Task:
Retype every entry word for word.
== Records shown ==
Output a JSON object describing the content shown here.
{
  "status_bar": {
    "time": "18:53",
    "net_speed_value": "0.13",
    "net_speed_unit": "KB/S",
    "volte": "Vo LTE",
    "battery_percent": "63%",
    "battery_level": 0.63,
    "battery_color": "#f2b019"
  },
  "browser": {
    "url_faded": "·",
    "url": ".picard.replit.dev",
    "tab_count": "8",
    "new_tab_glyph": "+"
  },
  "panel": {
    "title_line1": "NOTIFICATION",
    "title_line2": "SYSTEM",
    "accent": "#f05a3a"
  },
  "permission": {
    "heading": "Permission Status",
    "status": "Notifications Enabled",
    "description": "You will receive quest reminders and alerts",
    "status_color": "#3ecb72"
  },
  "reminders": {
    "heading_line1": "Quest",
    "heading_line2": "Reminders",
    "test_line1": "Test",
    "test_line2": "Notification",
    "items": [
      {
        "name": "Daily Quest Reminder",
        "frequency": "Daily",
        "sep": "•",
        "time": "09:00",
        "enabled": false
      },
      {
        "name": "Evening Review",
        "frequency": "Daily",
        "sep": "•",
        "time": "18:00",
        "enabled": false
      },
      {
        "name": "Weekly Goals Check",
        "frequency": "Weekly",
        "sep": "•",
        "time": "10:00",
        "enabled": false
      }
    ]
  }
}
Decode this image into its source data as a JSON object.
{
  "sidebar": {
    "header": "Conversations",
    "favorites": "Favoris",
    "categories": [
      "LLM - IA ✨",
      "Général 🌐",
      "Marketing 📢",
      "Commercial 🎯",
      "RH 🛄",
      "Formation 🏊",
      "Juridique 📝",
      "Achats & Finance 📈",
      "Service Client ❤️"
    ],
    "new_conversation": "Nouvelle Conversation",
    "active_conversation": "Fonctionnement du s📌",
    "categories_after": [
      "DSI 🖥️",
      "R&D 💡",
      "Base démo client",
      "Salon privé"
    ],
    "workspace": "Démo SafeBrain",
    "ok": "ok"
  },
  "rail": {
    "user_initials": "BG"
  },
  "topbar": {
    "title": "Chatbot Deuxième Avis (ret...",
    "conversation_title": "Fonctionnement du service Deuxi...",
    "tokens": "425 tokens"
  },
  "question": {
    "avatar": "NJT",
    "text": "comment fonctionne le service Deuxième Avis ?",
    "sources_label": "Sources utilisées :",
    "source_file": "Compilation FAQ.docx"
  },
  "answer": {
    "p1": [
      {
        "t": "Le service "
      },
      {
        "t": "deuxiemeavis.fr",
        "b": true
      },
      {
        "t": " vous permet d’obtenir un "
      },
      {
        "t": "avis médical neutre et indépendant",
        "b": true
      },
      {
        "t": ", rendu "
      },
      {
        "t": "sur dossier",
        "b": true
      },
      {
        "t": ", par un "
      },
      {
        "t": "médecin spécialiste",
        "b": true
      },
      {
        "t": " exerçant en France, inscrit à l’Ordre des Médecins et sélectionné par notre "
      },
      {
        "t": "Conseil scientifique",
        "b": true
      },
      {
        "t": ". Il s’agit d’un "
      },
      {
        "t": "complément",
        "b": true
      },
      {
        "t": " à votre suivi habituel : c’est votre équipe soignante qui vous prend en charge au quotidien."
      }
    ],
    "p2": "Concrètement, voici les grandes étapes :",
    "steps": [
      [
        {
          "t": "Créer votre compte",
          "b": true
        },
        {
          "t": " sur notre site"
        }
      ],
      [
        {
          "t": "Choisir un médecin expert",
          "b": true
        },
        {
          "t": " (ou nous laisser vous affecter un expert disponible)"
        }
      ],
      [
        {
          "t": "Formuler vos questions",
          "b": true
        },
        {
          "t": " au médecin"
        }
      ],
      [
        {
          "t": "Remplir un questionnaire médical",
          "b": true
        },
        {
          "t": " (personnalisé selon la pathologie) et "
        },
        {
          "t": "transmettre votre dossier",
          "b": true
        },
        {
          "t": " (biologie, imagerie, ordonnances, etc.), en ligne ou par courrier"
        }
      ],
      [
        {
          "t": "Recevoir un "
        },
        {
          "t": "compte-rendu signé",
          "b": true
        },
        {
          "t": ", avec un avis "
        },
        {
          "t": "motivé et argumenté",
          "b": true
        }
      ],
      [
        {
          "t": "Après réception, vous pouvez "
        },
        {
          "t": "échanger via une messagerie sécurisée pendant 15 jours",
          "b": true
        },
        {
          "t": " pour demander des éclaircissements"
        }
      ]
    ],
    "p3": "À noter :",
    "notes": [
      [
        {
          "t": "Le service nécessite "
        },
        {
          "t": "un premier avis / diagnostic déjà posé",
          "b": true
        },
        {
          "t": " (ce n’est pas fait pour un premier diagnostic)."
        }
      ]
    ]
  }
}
===
The response:
Output a JSON object describing the content shown here.
{
  "status_bar": {
    "time": "18:53",
    "net_speed_value": "0.13",
    "net_speed_unit": "KB/S",
    "volte": "Vo LTE",
    "battery_percent": "63%",
    "battery_level": 0.63,
    "battery_color": "#f2b019"
  },
  "browser": {
    "url_faded": "·",
    "url": ".picard.replit.dev",
    "tab_count": "8",
    "new_tab_glyph": "+"
  },
  "panel": {
    "title_line1": "NOTIFICATION",
    "title_line2": "SYSTEM",
    "accent": "#f05a3a"
  },
  "permission": {
    "heading": "Permission Status",
    "status": "Notifications Enabled",
    "description": "You will receive quest reminders and alerts",
    "status_color": "#3ecb72"
  },
  "reminders": {
    "heading_line1": "Quest",
    "heading_line2": "Reminders",
    "test_line1": "Test",
    "test_line2": "Notification",
    "items": [
      {
        "name": "Daily Quest Reminder",
        "frequency": "Daily",
        "sep": "•",
        "time": "09:00",
        "enabled": false
      },
      {
        "name": "Evening Review",
        "frequency": "Daily",
        "sep": "•",
        "time": "18:00",
        "enabled": false
      },
      {
        "name": "Weekly Goals Check",
        "frequency": "Weekly",
        "sep": "•",
        "time": "10:00",
        "enabled": false
      }
    ]
  }
}
Decode this image into its source data as a JSON object.
{
  "sidebar": {
    "header": "Conversations",
    "favorites": "Favoris",
    "categories": [
      "LLM - IA ✨",
      "Général 🌐",
      "Marketing 📢",
      "Commercial 🎯",
      "RH 🛄",
      "Formation 🏊",
      "Juridique 📝",
      "Achats & Finance 📈",
      "Service Client ❤️"
    ],
    "new_conversation": "Nouvelle Conversation",
    "active_conversation": "Fonctionnement du s📌",
    "categories_after": [
      "DSI 🖥️",
      "R&D 💡",
      "Base démo client",
      "Salon privé"
    ],
    "workspace": "Démo SafeBrain",
    "ok": "ok"
  },
  "rail": {
    "user_initials": "BG"
  },
  "topbar": {
    "title": "Chatbot Deuxième Avis (ret...",
    "conversation_title": "Fonctionnement du service Deuxi...",
    "tokens": "425 tokens"
  },
  "question": {
    "avatar": "NJT",
    "text": "comment fonctionne le service Deuxième Avis ?",
    "sources_label": "Sources utilisées :",
    "source_file": "Compilation FAQ.docx"
  },
  "answer": {
    "p1": [
      {
        "t": "Le service "
      },
      {
        "t": "deuxiemeavis.fr",
        "b": true
      },
      {
        "t": " vous permet d’obtenir un "
      },
      {
        "t": "avis médical neutre et indépendant",
        "b": true
      },
      {
        "t": ", rendu "
      },
      {
        "t": "sur dossier",
        "b": true
      },
      {
        "t": ", par un "
      },
      {
        "t": "médecin spécialiste",
        "b": true
      },
      {
        "t": " exerçant en France, inscrit à l’Ordre des Médecins et sélectionné par notre "
      },
      {
        "t": "Conseil scientifique",
        "b": true
      },
      {
        "t": ". Il s’agit d’un "
      },
      {
        "t": "complément",
        "b": true
      },
      {
        "t": " à votre suivi habituel : c’est votre équipe soignante qui vous prend en charge au quotidien."
      }
    ],
    "p2": "Concrètement, voici les grandes étapes :",
    "steps": [
      [
        {
          "t": "Créer votre compte",
          "b": true
        },
        {
          "t": " sur notre site"
        }
      ],
      [
        {
          "t": "Choisir un médecin expert",
          "b": true
        },
        {
          "t": " (ou nous laisser vous affecter un expert disponible)"
        }
      ],
      [
        {
          "t": "Formuler vos questions",
          "b": true
        },
        {
          "t": " au médecin"
        }
      ],
      [
        {
          "t": "Remplir un questionnaire médical",
          "b": true
        },
        {
          "t": " (personnalisé selon la pathologie) et "
        },
        {
          "t": "transmettre votre dossier",
          "b": true
        },
        {
          "t": " (biologie, imagerie, ordonnances, etc.), en ligne ou par courrier"
        }
      ],
      [
        {
          "t": "Recevoir un "
        },
        {
          "t": "compte-rendu signé",
          "b": true
        },
        {
          "t": ", avec un avis "
        },
        {
          "t": "motivé et argumenté",
          "b": true
        }
      ],
      [
        {
          "t": "Après réception, vous pouvez "
        },
        {
          "t": "échanger via une messagerie sécurisée pendant 15 jours",
          "b": true
        },
        {
          "t": " pour demander des éclaircissements"
        }
      ]
    ],
    "p3": "À noter :",
    "notes": [
      [
        {
          "t": "Le service nécessite "
        },
        {
          "t": "un premier avis / diagnostic déjà posé",
          "b": true
        },
        {
          "t": " (ce n’est pas fait pour un premier diagnostic)."
        }
      ]
    ]
  }
}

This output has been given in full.